### [Problem to work on]
Collect every line of the records below that contains the word "this".

=====

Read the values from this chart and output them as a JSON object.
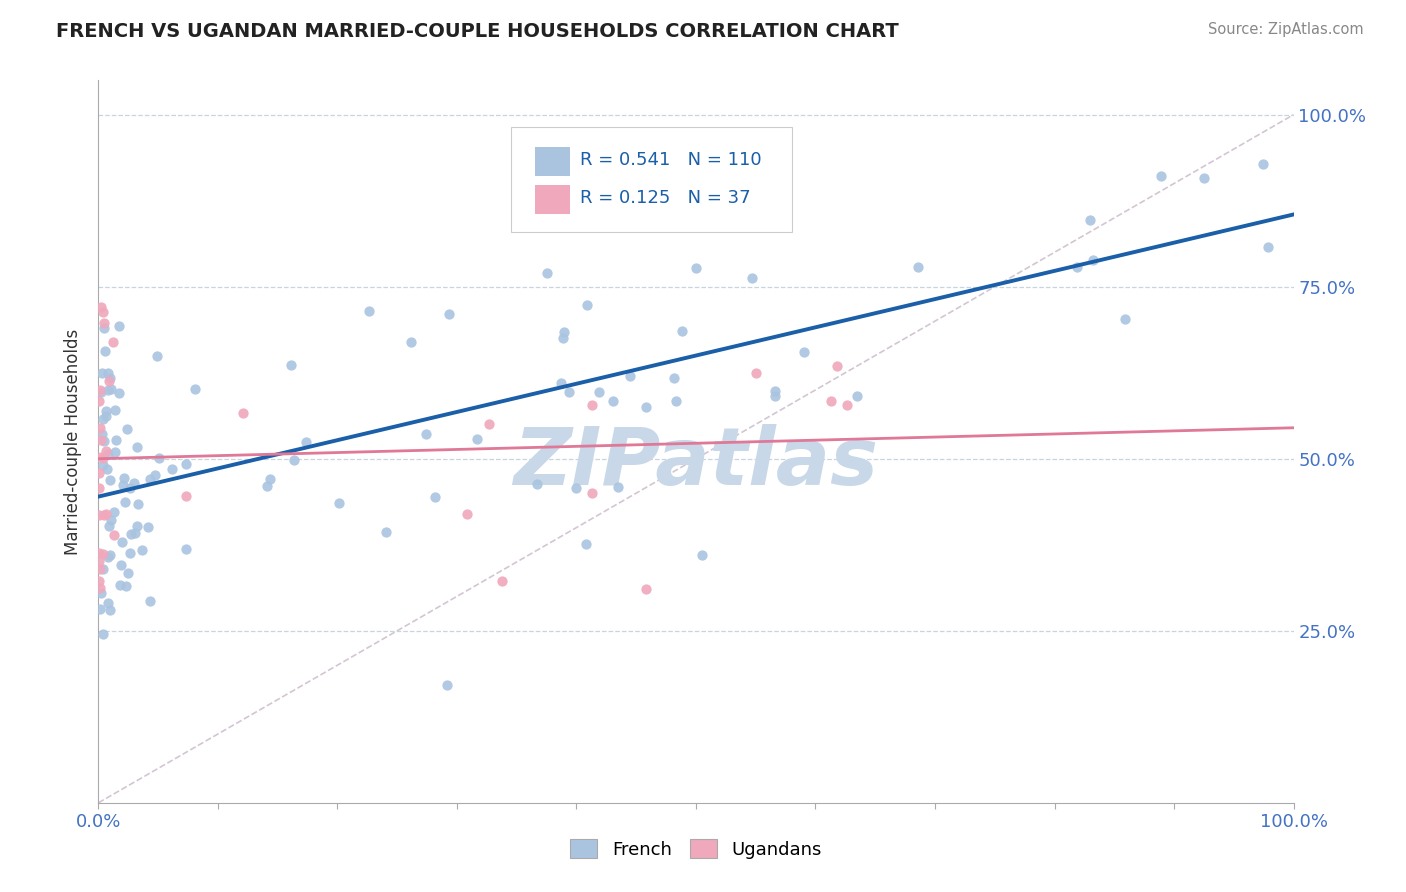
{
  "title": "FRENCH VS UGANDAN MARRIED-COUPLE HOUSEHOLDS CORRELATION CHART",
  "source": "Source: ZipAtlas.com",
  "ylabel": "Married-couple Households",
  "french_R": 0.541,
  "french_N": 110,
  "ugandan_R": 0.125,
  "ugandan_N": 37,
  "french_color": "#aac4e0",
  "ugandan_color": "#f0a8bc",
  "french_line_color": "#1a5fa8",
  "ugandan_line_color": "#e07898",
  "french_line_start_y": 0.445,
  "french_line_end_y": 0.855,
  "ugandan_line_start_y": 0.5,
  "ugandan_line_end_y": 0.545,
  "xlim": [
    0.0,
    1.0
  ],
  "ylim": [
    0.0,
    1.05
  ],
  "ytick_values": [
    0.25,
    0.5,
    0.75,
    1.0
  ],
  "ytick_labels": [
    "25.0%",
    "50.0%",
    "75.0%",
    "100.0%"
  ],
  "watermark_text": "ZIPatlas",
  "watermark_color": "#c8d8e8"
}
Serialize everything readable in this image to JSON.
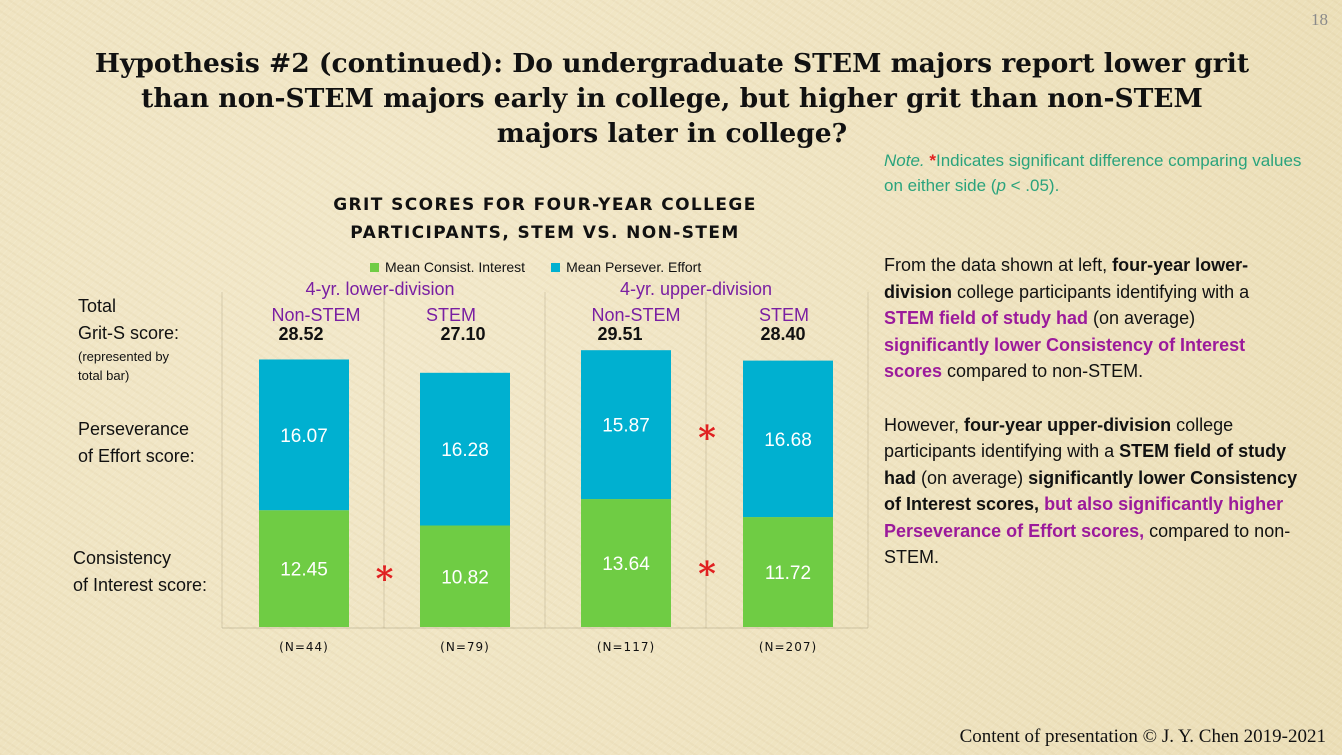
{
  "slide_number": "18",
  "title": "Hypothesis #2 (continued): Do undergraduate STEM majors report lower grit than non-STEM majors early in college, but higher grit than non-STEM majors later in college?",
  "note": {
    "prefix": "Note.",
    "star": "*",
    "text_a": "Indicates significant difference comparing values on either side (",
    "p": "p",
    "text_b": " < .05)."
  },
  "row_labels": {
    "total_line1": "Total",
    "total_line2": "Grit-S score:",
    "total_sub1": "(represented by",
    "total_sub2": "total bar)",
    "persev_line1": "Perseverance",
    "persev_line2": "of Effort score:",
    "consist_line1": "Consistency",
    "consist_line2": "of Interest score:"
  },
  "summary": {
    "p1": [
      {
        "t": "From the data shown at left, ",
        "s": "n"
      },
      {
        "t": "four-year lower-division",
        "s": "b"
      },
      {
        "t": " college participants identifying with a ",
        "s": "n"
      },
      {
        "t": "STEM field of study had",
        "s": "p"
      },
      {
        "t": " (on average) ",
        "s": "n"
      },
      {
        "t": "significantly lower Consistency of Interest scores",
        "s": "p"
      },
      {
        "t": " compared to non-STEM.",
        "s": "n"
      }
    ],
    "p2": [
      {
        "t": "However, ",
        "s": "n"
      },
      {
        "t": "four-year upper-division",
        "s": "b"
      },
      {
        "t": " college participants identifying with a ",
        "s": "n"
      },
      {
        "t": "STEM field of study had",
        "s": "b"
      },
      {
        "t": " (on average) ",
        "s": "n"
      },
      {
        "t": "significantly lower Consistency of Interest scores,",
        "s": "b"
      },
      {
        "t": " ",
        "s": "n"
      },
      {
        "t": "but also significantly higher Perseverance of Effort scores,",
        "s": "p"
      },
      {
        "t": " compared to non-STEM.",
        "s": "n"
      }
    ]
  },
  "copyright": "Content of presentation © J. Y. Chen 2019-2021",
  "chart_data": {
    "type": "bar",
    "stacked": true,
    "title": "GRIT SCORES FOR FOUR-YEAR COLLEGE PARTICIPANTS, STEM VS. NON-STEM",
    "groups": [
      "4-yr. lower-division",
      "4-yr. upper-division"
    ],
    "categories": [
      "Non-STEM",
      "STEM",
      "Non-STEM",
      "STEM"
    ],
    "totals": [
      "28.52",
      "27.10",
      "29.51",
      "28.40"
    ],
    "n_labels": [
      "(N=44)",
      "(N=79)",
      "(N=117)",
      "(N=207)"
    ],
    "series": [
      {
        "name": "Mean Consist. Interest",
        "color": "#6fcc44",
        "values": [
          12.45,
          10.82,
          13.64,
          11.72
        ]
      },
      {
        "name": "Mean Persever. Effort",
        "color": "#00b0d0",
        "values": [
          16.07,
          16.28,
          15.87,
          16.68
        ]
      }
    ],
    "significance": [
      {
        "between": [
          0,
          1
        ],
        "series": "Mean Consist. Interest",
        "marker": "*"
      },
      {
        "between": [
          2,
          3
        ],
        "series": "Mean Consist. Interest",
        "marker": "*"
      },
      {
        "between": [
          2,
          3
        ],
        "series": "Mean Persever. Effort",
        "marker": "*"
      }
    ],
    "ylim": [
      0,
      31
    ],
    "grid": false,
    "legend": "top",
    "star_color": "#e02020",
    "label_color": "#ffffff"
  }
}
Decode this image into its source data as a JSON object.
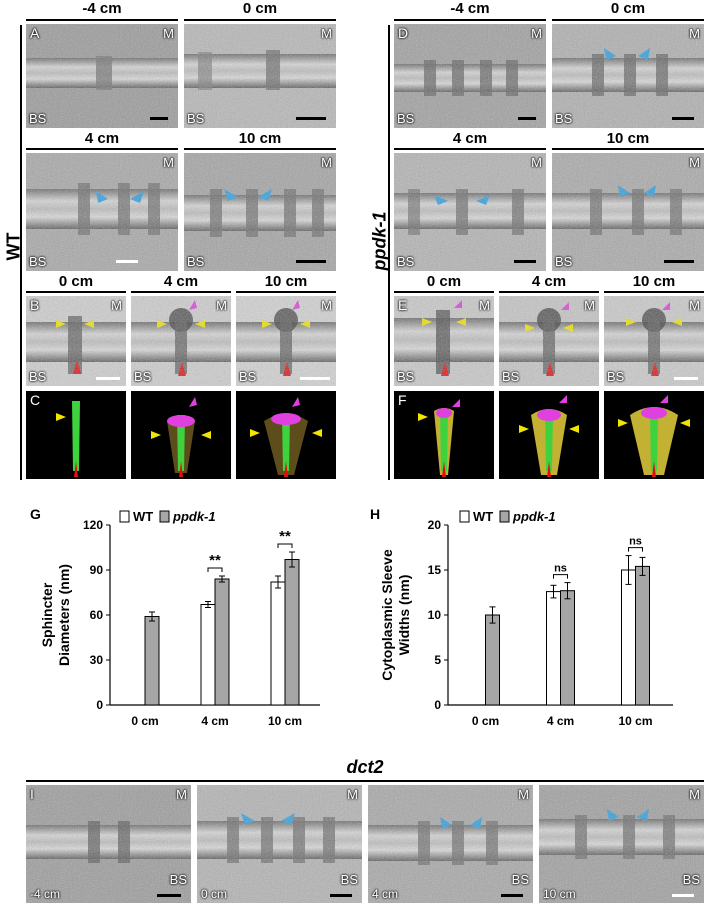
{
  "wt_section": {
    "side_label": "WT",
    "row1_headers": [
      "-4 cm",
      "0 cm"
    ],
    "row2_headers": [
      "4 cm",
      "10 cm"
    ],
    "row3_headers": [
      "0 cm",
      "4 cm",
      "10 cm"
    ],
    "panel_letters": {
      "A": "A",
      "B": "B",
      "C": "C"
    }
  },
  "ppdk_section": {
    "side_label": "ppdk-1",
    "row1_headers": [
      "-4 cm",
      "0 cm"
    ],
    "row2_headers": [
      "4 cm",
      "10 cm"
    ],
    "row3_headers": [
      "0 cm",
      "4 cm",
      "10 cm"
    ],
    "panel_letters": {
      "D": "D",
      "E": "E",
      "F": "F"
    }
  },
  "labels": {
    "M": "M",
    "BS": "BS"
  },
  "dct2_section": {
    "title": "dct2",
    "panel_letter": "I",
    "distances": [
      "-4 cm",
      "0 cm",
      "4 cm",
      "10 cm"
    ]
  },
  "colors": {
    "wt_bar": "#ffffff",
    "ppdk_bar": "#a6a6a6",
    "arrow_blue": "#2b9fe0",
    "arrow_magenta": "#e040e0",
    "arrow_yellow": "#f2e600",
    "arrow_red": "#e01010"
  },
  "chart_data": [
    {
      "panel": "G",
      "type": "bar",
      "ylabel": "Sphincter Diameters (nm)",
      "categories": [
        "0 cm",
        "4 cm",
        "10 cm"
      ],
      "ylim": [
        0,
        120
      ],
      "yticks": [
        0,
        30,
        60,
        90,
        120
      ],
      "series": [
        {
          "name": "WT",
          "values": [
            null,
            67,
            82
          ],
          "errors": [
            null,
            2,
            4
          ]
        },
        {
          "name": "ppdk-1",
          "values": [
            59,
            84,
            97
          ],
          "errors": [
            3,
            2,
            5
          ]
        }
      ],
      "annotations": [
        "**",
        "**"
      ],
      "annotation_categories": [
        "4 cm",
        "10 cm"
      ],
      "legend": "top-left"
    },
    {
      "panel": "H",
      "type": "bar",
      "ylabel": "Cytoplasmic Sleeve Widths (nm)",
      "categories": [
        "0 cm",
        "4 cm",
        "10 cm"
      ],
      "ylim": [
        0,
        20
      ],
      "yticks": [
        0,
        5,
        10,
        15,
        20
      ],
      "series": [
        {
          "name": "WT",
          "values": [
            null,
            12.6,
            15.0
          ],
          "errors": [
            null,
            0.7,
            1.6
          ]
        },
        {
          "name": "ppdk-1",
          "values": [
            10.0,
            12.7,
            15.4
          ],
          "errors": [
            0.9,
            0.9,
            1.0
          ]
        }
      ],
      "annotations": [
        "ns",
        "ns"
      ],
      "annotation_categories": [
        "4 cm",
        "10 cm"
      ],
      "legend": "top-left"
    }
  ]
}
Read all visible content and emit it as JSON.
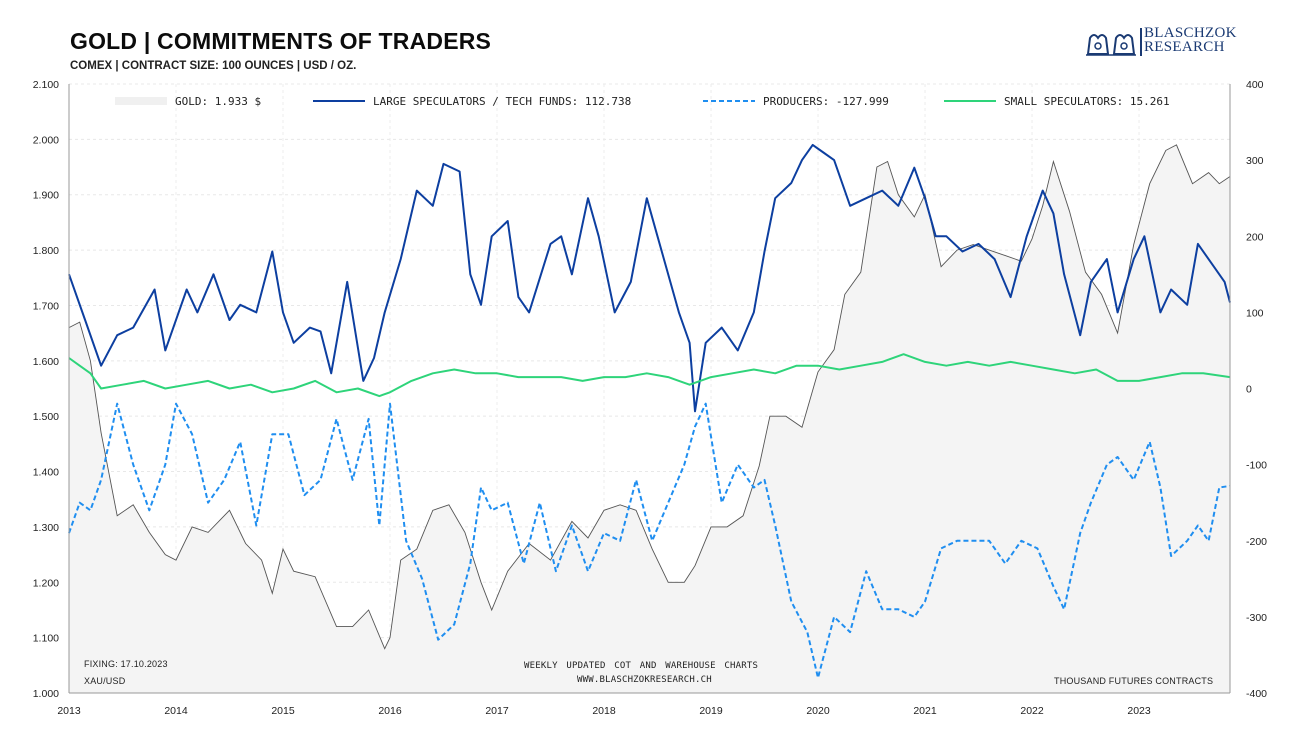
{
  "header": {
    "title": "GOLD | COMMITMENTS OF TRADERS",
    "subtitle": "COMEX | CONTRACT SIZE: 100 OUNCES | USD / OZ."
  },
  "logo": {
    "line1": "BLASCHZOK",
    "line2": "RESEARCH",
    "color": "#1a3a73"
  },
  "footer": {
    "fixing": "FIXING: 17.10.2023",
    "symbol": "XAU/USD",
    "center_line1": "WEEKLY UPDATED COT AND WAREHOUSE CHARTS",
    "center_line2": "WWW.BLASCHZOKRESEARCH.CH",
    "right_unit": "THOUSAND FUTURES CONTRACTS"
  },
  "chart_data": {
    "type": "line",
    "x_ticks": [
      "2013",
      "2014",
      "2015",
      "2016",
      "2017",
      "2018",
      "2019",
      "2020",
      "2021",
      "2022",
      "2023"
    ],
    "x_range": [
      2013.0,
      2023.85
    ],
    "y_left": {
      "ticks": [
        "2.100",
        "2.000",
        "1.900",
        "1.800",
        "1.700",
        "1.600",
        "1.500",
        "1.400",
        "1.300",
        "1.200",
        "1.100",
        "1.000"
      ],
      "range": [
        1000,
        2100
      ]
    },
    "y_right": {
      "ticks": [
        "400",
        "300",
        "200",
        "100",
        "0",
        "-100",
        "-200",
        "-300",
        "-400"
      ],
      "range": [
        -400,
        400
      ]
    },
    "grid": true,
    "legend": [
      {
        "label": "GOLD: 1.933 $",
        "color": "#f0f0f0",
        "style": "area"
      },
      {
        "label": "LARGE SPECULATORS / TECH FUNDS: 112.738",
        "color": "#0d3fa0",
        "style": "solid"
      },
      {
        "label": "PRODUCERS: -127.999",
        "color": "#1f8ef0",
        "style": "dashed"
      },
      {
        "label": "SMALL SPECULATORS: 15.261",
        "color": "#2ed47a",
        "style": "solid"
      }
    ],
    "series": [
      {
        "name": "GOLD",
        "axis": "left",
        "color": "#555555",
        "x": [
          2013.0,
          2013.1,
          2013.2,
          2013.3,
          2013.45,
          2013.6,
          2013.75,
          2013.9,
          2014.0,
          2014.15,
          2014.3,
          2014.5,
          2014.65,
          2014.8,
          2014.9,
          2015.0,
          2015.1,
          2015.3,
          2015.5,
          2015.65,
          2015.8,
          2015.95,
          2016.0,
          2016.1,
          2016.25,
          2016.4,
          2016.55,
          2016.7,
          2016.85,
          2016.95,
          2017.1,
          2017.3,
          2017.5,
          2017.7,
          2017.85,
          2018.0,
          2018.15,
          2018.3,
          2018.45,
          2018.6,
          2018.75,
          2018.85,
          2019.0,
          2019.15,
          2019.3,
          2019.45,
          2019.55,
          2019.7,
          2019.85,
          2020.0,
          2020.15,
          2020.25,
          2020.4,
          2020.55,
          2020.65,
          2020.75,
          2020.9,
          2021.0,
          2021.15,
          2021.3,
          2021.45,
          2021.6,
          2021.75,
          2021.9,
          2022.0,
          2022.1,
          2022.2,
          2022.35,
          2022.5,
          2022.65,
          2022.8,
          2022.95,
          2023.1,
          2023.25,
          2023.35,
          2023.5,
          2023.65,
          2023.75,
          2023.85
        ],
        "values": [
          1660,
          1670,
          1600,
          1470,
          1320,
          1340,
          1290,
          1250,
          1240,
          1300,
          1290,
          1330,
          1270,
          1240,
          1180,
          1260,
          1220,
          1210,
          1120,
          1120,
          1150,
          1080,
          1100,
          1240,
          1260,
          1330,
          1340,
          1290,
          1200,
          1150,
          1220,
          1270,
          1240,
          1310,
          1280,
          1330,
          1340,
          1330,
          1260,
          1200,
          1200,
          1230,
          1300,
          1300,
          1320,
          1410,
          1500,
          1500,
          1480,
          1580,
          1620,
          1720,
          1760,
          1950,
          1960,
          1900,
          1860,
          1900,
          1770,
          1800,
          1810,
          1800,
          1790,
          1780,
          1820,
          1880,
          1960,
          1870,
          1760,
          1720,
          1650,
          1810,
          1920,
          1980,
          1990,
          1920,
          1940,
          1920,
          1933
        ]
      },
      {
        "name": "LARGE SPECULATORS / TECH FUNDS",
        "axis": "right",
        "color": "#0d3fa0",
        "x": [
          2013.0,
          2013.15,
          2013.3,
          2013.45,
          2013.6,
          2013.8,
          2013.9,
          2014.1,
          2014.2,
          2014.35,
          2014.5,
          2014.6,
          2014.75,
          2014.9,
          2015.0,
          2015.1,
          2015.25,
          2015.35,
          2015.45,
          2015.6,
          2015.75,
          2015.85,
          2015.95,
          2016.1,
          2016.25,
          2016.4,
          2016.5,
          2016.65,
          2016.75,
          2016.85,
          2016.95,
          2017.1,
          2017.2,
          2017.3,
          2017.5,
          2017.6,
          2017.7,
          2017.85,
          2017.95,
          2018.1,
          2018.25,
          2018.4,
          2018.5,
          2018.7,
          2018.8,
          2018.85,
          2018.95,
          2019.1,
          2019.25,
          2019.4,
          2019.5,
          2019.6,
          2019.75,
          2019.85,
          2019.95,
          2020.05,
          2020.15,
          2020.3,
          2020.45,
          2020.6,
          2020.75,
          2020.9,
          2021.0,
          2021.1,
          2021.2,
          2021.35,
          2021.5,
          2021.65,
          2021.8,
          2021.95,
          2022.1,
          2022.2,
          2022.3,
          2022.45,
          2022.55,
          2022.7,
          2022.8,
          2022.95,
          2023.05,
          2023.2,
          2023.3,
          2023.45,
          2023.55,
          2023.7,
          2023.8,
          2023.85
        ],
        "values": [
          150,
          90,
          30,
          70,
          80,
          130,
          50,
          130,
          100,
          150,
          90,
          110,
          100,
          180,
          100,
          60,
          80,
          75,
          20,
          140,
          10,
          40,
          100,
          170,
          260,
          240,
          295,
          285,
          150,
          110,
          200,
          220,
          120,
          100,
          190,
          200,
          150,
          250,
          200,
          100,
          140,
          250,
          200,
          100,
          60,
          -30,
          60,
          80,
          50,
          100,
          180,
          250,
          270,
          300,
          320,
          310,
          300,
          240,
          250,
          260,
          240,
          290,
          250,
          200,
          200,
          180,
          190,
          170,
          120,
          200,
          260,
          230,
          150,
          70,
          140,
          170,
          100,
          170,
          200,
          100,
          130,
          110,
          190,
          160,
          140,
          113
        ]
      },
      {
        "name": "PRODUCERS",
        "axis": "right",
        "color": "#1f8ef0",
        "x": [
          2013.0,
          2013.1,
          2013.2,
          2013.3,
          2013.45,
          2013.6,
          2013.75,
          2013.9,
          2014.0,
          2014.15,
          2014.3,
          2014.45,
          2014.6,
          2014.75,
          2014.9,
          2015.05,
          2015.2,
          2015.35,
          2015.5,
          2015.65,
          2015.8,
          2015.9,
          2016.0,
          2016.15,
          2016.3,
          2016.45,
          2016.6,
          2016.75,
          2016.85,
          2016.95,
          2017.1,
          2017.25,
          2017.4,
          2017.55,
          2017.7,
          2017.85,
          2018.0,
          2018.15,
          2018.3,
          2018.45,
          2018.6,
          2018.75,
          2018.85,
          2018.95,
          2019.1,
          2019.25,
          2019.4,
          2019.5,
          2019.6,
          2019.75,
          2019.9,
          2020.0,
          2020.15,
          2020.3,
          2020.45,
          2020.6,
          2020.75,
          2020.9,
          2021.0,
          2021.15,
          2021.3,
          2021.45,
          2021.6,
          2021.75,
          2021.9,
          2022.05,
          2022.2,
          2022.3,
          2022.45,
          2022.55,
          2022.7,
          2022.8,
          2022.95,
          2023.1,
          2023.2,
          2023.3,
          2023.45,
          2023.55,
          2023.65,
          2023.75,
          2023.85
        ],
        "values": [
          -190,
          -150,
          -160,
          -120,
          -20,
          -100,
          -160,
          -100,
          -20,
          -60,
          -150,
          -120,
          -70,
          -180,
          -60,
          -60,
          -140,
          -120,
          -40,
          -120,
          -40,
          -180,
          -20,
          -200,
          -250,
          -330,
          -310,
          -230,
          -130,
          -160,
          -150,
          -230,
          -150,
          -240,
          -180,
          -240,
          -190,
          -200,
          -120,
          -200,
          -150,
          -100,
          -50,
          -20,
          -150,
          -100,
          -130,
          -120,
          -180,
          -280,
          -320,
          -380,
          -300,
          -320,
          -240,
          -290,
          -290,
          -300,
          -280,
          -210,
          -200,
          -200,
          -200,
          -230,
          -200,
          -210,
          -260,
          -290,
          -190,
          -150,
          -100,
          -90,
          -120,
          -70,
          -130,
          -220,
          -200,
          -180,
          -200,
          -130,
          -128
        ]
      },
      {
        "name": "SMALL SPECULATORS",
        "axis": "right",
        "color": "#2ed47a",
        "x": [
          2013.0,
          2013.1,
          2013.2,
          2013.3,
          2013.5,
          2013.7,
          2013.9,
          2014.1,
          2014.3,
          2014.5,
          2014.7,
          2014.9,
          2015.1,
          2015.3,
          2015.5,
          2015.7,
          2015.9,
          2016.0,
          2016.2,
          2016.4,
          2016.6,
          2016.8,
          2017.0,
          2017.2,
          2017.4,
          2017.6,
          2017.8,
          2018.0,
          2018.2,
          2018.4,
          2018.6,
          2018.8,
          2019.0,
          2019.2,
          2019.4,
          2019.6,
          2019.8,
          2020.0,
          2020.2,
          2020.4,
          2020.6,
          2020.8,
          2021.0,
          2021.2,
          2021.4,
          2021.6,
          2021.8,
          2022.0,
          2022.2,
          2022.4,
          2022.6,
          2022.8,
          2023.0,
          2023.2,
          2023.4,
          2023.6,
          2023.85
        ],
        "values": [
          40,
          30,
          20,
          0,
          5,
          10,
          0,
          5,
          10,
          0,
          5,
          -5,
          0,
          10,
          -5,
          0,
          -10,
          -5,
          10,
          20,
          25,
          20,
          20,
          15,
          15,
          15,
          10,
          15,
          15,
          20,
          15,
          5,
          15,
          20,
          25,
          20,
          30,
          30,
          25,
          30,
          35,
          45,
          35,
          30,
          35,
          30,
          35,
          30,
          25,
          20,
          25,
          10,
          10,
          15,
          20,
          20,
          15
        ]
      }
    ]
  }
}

=====

### [Written solution]
Read the values from this chart and output them as a JSON object.
Serialize everything readable in this image to JSON.
Decode this image into its source data as a JSON object.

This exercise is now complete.